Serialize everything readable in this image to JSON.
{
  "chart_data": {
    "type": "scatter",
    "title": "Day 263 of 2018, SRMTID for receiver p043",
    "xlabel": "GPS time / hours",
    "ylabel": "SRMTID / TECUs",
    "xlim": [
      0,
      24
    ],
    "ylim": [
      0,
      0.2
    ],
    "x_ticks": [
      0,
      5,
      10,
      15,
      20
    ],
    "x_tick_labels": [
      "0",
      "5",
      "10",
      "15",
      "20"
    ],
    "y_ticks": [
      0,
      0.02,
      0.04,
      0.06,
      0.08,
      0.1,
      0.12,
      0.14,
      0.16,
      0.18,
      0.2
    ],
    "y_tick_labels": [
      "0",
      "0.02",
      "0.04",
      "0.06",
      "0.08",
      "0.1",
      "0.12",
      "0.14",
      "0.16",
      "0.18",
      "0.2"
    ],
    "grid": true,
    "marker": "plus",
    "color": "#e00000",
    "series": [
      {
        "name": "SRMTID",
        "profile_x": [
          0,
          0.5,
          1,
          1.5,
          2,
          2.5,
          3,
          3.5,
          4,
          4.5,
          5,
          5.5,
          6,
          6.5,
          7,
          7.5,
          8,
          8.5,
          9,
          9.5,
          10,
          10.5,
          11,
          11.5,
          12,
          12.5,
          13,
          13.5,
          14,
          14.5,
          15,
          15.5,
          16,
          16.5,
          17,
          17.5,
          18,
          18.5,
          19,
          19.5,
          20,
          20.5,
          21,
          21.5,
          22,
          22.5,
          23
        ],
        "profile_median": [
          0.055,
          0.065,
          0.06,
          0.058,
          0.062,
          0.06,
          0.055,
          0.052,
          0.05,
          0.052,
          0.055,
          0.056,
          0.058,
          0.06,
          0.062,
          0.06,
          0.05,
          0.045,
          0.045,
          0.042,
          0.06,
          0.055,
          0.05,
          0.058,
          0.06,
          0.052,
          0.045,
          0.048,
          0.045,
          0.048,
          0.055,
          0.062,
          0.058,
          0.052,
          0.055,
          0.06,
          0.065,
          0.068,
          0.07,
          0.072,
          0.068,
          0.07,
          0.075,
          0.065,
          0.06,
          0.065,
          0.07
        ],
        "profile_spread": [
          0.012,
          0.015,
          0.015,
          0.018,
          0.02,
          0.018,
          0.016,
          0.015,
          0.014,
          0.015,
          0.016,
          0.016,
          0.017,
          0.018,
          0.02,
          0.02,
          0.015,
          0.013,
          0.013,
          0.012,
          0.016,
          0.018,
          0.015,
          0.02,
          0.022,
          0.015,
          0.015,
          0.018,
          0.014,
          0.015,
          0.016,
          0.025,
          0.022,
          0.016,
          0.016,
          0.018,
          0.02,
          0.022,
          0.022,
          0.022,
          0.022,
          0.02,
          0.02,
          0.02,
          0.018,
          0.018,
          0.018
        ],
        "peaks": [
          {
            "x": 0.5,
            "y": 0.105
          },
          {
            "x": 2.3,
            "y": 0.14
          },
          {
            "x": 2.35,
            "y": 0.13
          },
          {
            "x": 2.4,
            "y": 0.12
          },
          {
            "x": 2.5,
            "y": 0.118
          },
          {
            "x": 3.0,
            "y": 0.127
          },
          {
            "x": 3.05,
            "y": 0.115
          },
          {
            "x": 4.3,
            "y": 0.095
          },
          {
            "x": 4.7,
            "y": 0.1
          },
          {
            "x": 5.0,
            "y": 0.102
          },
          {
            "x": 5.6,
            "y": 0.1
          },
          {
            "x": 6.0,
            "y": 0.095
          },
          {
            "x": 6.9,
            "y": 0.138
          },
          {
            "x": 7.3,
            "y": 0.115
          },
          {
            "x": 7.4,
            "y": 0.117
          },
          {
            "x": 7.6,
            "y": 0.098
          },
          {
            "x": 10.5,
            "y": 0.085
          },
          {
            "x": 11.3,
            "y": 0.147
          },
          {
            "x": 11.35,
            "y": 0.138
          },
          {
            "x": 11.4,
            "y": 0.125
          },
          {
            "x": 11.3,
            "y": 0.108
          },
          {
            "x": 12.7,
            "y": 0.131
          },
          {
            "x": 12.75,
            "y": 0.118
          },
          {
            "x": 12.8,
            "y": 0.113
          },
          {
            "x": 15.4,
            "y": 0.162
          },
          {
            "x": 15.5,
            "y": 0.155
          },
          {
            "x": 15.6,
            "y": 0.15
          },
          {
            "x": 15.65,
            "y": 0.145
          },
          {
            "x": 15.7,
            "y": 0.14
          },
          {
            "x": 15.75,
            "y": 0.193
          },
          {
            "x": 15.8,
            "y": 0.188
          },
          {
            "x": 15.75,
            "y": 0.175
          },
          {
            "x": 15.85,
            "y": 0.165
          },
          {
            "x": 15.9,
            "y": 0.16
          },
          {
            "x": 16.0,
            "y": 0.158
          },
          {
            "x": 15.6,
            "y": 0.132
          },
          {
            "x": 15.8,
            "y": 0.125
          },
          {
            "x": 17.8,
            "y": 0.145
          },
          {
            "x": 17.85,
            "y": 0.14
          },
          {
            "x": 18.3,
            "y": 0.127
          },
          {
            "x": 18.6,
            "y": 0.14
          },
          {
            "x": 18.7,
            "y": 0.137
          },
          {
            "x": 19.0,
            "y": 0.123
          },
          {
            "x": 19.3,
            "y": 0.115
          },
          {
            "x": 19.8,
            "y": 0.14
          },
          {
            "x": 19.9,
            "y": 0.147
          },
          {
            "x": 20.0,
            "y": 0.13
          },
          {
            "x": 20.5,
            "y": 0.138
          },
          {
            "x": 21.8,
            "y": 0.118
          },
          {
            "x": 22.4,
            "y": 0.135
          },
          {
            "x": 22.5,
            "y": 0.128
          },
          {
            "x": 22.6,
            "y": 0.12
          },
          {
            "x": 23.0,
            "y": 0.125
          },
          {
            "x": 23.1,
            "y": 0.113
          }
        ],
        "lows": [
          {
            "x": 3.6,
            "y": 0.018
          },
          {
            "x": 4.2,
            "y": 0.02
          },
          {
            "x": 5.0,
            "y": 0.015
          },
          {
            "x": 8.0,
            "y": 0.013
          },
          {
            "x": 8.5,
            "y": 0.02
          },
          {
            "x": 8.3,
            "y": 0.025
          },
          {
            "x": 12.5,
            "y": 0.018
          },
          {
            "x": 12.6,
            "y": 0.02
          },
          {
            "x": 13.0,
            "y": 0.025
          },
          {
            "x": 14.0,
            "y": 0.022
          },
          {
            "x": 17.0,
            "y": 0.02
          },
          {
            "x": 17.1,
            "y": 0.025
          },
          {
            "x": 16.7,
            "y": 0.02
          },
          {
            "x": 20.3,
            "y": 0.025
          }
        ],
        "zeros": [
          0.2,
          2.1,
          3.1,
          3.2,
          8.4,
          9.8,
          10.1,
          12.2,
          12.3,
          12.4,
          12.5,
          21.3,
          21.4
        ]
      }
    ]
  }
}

※ ※ ※

-- Required work --
Send back every record, precisely as written.

-- Solution for this task --
Serialize everything readable in this image to JSON.
{
  "chart_data": {
    "type": "scatter",
    "title": "Day 263 of 2018, SRMTID for receiver p043",
    "xlabel": "GPS time / hours",
    "ylabel": "SRMTID / TECUs",
    "xlim": [
      0,
      24
    ],
    "ylim": [
      0,
      0.2
    ],
    "x_ticks": [
      0,
      5,
      10,
      15,
      20
    ],
    "x_tick_labels": [
      "0",
      "5",
      "10",
      "15",
      "20"
    ],
    "y_ticks": [
      0,
      0.02,
      0.04,
      0.06,
      0.08,
      0.1,
      0.12,
      0.14,
      0.16,
      0.18,
      0.2
    ],
    "y_tick_labels": [
      "0",
      "0.02",
      "0.04",
      "0.06",
      "0.08",
      "0.1",
      "0.12",
      "0.14",
      "0.16",
      "0.18",
      "0.2"
    ],
    "grid": true,
    "marker": "plus",
    "color": "#e00000",
    "series": [
      {
        "name": "SRMTID",
        "profile_x": [
          0,
          0.5,
          1,
          1.5,
          2,
          2.5,
          3,
          3.5,
          4,
          4.5,
          5,
          5.5,
          6,
          6.5,
          7,
          7.5,
          8,
          8.5,
          9,
          9.5,
          10,
          10.5,
          11,
          11.5,
          12,
          12.5,
          13,
          13.5,
          14,
          14.5,
          15,
          15.5,
          16,
          16.5,
          17,
          17.5,
          18,
          18.5,
          19,
          19.5,
          20,
          20.5,
          21,
          21.5,
          22,
          22.5,
          23
        ],
        "profile_median": [
          0.055,
          0.065,
          0.06,
          0.058,
          0.062,
          0.06,
          0.055,
          0.052,
          0.05,
          0.052,
          0.055,
          0.056,
          0.058,
          0.06,
          0.062,
          0.06,
          0.05,
          0.045,
          0.045,
          0.042,
          0.06,
          0.055,
          0.05,
          0.058,
          0.06,
          0.052,
          0.045,
          0.048,
          0.045,
          0.048,
          0.055,
          0.062,
          0.058,
          0.052,
          0.055,
          0.06,
          0.065,
          0.068,
          0.07,
          0.072,
          0.068,
          0.07,
          0.075,
          0.065,
          0.06,
          0.065,
          0.07
        ],
        "profile_spread": [
          0.012,
          0.015,
          0.015,
          0.018,
          0.02,
          0.018,
          0.016,
          0.015,
          0.014,
          0.015,
          0.016,
          0.016,
          0.017,
          0.018,
          0.02,
          0.02,
          0.015,
          0.013,
          0.013,
          0.012,
          0.016,
          0.018,
          0.015,
          0.02,
          0.022,
          0.015,
          0.015,
          0.018,
          0.014,
          0.015,
          0.016,
          0.025,
          0.022,
          0.016,
          0.016,
          0.018,
          0.02,
          0.022,
          0.022,
          0.022,
          0.022,
          0.02,
          0.02,
          0.02,
          0.018,
          0.018,
          0.018
        ],
        "peaks": [
          {
            "x": 0.5,
            "y": 0.105
          },
          {
            "x": 2.3,
            "y": 0.14
          },
          {
            "x": 2.35,
            "y": 0.13
          },
          {
            "x": 2.4,
            "y": 0.12
          },
          {
            "x": 2.5,
            "y": 0.118
          },
          {
            "x": 3.0,
            "y": 0.127
          },
          {
            "x": 3.05,
            "y": 0.115
          },
          {
            "x": 4.3,
            "y": 0.095
          },
          {
            "x": 4.7,
            "y": 0.1
          },
          {
            "x": 5.0,
            "y": 0.102
          },
          {
            "x": 5.6,
            "y": 0.1
          },
          {
            "x": 6.0,
            "y": 0.095
          },
          {
            "x": 6.9,
            "y": 0.138
          },
          {
            "x": 7.3,
            "y": 0.115
          },
          {
            "x": 7.4,
            "y": 0.117
          },
          {
            "x": 7.6,
            "y": 0.098
          },
          {
            "x": 10.5,
            "y": 0.085
          },
          {
            "x": 11.3,
            "y": 0.147
          },
          {
            "x": 11.35,
            "y": 0.138
          },
          {
            "x": 11.4,
            "y": 0.125
          },
          {
            "x": 11.3,
            "y": 0.108
          },
          {
            "x": 12.7,
            "y": 0.131
          },
          {
            "x": 12.75,
            "y": 0.118
          },
          {
            "x": 12.8,
            "y": 0.113
          },
          {
            "x": 15.4,
            "y": 0.162
          },
          {
            "x": 15.5,
            "y": 0.155
          },
          {
            "x": 15.6,
            "y": 0.15
          },
          {
            "x": 15.65,
            "y": 0.145
          },
          {
            "x": 15.7,
            "y": 0.14
          },
          {
            "x": 15.75,
            "y": 0.193
          },
          {
            "x": 15.8,
            "y": 0.188
          },
          {
            "x": 15.75,
            "y": 0.175
          },
          {
            "x": 15.85,
            "y": 0.165
          },
          {
            "x": 15.9,
            "y": 0.16
          },
          {
            "x": 16.0,
            "y": 0.158
          },
          {
            "x": 15.6,
            "y": 0.132
          },
          {
            "x": 15.8,
            "y": 0.125
          },
          {
            "x": 17.8,
            "y": 0.145
          },
          {
            "x": 17.85,
            "y": 0.14
          },
          {
            "x": 18.3,
            "y": 0.127
          },
          {
            "x": 18.6,
            "y": 0.14
          },
          {
            "x": 18.7,
            "y": 0.137
          },
          {
            "x": 19.0,
            "y": 0.123
          },
          {
            "x": 19.3,
            "y": 0.115
          },
          {
            "x": 19.8,
            "y": 0.14
          },
          {
            "x": 19.9,
            "y": 0.147
          },
          {
            "x": 20.0,
            "y": 0.13
          },
          {
            "x": 20.5,
            "y": 0.138
          },
          {
            "x": 21.8,
            "y": 0.118
          },
          {
            "x": 22.4,
            "y": 0.135
          },
          {
            "x": 22.5,
            "y": 0.128
          },
          {
            "x": 22.6,
            "y": 0.12
          },
          {
            "x": 23.0,
            "y": 0.125
          },
          {
            "x": 23.1,
            "y": 0.113
          }
        ],
        "lows": [
          {
            "x": 3.6,
            "y": 0.018
          },
          {
            "x": 4.2,
            "y": 0.02
          },
          {
            "x": 5.0,
            "y": 0.015
          },
          {
            "x": 8.0,
            "y": 0.013
          },
          {
            "x": 8.5,
            "y": 0.02
          },
          {
            "x": 8.3,
            "y": 0.025
          },
          {
            "x": 12.5,
            "y": 0.018
          },
          {
            "x": 12.6,
            "y": 0.02
          },
          {
            "x": 13.0,
            "y": 0.025
          },
          {
            "x": 14.0,
            "y": 0.022
          },
          {
            "x": 17.0,
            "y": 0.02
          },
          {
            "x": 17.1,
            "y": 0.025
          },
          {
            "x": 16.7,
            "y": 0.02
          },
          {
            "x": 20.3,
            "y": 0.025
          }
        ],
        "zeros": [
          0.2,
          2.1,
          3.1,
          3.2,
          8.4,
          9.8,
          10.1,
          12.2,
          12.3,
          12.4,
          12.5,
          21.3,
          21.4
        ]
      }
    ]
  }
}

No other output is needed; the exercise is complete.